### Task brief:
All the data should come back exactly as it was given.

### Raw records:

□ □ □ □ □ □ □

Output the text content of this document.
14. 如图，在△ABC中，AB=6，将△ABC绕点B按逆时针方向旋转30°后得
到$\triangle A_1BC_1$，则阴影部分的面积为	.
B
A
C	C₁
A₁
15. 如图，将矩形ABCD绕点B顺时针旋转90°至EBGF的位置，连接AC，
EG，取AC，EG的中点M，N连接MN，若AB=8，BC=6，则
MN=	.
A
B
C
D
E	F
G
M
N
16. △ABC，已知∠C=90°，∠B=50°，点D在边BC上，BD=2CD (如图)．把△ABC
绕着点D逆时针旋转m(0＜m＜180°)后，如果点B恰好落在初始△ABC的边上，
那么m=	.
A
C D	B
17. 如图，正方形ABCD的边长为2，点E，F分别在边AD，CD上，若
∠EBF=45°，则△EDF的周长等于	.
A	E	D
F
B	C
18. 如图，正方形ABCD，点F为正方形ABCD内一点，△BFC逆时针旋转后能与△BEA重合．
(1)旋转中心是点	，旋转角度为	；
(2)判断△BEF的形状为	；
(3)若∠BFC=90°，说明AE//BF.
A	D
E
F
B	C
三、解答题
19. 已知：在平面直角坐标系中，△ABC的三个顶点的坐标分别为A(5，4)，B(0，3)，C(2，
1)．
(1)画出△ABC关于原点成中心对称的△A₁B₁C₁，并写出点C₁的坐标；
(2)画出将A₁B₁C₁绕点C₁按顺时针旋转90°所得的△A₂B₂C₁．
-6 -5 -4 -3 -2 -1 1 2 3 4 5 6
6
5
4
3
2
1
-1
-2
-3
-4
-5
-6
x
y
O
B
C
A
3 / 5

□ □ □ □ □ □ □

### Answer to the task:
Output the text content of this document.
14. 如图，在△ABC中，AB=6，将△ABC绕点B按逆时针方向旋转30°后得
到$\triangle A_1BC_1$，则阴影部分的面积为	.
B
A
C	C₁
A₁
15. 如图，将矩形ABCD绕点B顺时针旋转90°至EBGF的位置，连接AC，
EG，取AC，EG的中点M，N连接MN，若AB=8，BC=6，则
MN=	.
A
B
C
D
E	F
G
M
N
16. △ABC，已知∠C=90°，∠B=50°，点D在边BC上，BD=2CD (如图)．把△ABC
绕着点D逆时针旋转m(0＜m＜180°)后，如果点B恰好落在初始△ABC的边上，
那么m=	.
A
C D	B
17. 如图，正方形ABCD的边长为2，点E，F分别在边AD，CD上，若
∠EBF=45°，则△EDF的周长等于	.
A	E	D
F
B	C
18. 如图，正方形ABCD，点F为正方形ABCD内一点，△BFC逆时针旋转后能与△BEA重合．
(1)旋转中心是点	，旋转角度为	；
(2)判断△BEF的形状为	；
(3)若∠BFC=90°，说明AE//BF.
A	D
E
F
B	C
三、解答题
19. 已知：在平面直角坐标系中，△ABC的三个顶点的坐标分别为A(5，4)，B(0，3)，C(2，
1)．
(1)画出△ABC关于原点成中心对称的△A₁B₁C₁，并写出点C₁的坐标；
(2)画出将A₁B₁C₁绕点C₁按顺时针旋转90°所得的△A₂B₂C₁．
-6 -5 -4 -3 -2 -1 1 2 3 4 5 6
6
5
4
3
2
1
-1
-2
-3
-4
-5
-6
x
y
O
B
C
A
3 / 5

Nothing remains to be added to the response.